<<<<

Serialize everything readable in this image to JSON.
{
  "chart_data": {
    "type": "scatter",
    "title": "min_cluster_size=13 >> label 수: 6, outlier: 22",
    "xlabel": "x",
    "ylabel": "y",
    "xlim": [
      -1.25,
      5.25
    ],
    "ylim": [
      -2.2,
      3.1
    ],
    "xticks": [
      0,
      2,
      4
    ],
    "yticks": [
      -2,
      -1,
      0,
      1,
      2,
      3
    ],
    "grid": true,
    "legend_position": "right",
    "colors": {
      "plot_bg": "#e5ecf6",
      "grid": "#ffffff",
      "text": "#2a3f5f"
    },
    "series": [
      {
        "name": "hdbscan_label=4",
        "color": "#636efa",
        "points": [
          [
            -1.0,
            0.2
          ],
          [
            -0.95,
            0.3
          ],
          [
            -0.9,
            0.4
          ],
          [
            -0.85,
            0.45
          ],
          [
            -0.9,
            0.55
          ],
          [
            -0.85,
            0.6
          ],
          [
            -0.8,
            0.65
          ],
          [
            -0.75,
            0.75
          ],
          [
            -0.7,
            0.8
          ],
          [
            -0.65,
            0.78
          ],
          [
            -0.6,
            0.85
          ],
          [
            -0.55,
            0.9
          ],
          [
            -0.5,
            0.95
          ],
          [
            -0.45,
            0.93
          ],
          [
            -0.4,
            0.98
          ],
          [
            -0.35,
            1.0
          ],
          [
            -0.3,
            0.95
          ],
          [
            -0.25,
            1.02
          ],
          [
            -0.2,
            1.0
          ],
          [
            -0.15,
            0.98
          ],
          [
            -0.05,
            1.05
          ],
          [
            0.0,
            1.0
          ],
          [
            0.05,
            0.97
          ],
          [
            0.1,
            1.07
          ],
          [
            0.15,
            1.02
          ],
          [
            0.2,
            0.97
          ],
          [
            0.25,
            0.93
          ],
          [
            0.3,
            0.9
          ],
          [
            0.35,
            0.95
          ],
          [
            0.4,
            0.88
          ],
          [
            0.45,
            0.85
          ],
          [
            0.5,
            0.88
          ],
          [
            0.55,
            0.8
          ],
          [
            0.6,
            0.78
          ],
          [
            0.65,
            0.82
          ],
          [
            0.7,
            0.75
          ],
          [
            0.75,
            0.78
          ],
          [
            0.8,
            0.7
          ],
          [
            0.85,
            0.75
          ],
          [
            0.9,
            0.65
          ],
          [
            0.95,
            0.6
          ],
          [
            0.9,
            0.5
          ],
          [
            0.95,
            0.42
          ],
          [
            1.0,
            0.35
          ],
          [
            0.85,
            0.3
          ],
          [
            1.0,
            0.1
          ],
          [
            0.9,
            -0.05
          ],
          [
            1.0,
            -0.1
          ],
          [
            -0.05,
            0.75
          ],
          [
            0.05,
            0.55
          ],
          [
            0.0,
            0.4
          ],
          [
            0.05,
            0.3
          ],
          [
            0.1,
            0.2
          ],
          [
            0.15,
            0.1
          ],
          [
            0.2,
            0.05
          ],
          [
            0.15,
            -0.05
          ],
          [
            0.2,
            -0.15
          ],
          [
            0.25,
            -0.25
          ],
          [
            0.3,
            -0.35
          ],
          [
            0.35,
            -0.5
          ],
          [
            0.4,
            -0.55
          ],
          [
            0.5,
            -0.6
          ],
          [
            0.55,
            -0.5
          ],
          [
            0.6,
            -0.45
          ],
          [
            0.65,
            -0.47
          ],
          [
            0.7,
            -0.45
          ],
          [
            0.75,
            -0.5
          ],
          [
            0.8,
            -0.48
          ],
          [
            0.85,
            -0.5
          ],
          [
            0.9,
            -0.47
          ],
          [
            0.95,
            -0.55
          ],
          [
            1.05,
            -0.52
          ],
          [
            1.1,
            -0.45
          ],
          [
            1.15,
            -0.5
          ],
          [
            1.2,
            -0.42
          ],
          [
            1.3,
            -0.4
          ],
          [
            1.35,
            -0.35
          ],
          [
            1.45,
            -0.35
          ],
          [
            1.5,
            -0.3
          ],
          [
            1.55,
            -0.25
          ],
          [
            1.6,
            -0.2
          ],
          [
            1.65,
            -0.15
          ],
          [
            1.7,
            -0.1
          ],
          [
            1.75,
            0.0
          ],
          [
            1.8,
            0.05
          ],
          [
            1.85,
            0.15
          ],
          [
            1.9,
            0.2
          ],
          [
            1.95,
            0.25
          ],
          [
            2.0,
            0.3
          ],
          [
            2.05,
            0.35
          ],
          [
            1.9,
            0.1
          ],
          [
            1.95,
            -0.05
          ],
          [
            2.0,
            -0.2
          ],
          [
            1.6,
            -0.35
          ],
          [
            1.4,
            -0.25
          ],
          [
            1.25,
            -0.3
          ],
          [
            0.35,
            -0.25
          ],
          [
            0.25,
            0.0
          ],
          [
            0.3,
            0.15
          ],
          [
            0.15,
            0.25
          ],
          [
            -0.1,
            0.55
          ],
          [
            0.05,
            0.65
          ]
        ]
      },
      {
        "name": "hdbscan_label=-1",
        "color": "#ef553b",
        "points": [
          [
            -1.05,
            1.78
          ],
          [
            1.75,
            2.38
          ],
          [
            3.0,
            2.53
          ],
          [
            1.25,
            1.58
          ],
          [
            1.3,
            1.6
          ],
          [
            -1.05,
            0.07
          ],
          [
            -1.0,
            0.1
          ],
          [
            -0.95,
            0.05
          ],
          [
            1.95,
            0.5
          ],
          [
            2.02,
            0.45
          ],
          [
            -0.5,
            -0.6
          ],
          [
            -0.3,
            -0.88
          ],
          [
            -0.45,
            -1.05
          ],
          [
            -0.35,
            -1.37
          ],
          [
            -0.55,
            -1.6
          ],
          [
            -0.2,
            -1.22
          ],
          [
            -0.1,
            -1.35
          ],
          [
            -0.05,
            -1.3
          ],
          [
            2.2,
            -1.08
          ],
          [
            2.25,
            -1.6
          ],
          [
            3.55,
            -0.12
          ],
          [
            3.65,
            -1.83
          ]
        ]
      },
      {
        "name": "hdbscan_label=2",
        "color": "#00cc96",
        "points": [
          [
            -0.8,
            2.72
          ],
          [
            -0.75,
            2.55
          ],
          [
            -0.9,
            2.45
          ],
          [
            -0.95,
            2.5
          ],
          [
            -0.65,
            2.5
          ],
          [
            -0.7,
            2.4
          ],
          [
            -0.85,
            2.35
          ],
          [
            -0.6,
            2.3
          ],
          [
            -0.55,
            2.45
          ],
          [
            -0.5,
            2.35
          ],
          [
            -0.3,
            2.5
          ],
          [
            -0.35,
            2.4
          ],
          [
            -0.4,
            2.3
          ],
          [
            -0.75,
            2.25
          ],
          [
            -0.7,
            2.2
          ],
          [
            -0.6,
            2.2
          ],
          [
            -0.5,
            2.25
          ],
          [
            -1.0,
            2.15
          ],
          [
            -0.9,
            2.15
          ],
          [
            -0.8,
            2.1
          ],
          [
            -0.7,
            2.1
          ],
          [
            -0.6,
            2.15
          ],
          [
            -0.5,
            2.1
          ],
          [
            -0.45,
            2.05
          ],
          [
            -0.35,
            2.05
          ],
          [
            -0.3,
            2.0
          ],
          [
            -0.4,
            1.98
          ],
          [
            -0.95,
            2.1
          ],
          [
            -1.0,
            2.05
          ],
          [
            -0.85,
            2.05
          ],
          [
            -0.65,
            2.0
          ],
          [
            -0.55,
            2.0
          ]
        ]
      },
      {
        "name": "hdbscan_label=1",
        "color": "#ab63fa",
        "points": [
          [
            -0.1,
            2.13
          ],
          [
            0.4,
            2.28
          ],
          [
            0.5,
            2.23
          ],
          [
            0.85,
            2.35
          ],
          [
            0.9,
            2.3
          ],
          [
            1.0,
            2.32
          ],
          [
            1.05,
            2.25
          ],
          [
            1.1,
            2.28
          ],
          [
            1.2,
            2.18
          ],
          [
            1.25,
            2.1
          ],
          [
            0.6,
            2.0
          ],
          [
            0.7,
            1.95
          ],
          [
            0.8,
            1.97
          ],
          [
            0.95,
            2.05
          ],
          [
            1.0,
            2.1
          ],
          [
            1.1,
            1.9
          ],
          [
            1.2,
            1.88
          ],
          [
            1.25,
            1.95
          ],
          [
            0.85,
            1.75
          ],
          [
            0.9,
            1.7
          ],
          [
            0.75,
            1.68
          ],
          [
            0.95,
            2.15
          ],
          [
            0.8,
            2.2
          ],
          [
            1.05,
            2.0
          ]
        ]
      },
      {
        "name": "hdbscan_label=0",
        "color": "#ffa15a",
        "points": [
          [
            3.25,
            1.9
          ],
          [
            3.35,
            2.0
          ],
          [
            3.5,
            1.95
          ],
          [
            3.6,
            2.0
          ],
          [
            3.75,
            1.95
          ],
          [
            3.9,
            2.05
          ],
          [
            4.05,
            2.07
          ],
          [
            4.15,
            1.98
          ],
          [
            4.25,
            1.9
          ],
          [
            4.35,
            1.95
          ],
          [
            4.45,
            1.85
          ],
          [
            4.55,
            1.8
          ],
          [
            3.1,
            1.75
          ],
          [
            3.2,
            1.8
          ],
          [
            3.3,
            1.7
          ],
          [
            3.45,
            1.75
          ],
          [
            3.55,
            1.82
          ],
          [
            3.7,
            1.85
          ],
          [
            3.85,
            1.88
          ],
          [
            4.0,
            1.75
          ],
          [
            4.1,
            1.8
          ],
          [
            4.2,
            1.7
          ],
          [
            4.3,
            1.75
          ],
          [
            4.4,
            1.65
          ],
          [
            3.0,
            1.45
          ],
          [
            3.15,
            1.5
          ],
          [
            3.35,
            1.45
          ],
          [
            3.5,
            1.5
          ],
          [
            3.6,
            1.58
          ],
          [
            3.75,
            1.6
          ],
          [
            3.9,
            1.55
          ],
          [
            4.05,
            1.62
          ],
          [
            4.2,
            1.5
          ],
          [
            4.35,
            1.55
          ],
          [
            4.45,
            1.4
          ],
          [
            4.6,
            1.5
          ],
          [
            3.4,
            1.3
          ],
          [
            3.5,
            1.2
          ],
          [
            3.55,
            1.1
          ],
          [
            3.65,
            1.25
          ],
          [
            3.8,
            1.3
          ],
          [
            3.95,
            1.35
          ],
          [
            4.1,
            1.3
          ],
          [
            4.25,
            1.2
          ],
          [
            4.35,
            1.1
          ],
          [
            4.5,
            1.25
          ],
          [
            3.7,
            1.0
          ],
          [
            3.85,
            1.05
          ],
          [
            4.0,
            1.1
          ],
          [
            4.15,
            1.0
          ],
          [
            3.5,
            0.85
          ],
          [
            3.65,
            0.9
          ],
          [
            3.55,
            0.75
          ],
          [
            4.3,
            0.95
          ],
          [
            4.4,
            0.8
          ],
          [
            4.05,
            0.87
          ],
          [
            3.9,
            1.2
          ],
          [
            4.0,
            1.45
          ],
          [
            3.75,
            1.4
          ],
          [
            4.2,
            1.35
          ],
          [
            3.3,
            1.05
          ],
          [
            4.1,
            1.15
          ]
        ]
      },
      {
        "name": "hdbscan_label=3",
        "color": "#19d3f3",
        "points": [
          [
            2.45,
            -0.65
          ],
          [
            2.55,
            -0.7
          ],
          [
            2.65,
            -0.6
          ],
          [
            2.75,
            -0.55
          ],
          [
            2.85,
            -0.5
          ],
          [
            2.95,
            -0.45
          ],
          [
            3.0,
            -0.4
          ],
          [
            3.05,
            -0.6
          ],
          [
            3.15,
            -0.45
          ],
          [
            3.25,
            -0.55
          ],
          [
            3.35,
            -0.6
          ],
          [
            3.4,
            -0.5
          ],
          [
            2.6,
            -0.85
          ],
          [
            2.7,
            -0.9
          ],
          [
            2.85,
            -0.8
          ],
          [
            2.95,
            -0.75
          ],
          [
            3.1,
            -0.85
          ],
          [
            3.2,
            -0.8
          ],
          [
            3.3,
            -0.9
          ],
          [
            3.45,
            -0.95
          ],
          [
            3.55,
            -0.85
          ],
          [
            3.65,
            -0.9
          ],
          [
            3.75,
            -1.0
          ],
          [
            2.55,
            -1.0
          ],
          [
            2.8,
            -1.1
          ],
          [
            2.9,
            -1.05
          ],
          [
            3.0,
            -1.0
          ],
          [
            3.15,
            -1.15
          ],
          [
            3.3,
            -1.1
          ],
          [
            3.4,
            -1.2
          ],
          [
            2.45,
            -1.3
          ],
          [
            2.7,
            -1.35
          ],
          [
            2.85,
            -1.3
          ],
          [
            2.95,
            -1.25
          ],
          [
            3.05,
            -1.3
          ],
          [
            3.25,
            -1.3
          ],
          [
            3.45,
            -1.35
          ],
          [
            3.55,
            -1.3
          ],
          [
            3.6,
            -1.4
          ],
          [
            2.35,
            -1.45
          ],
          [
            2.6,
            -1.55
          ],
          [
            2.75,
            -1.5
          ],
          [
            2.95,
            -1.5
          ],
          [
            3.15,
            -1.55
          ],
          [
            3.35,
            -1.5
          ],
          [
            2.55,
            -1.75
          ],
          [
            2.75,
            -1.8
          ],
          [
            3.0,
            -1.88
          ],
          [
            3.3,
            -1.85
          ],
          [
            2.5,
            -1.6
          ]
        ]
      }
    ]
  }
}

>>>>

How many lines of the listing include the string "name"? Answer with the number alone.

WRITTEN SOLUTION
6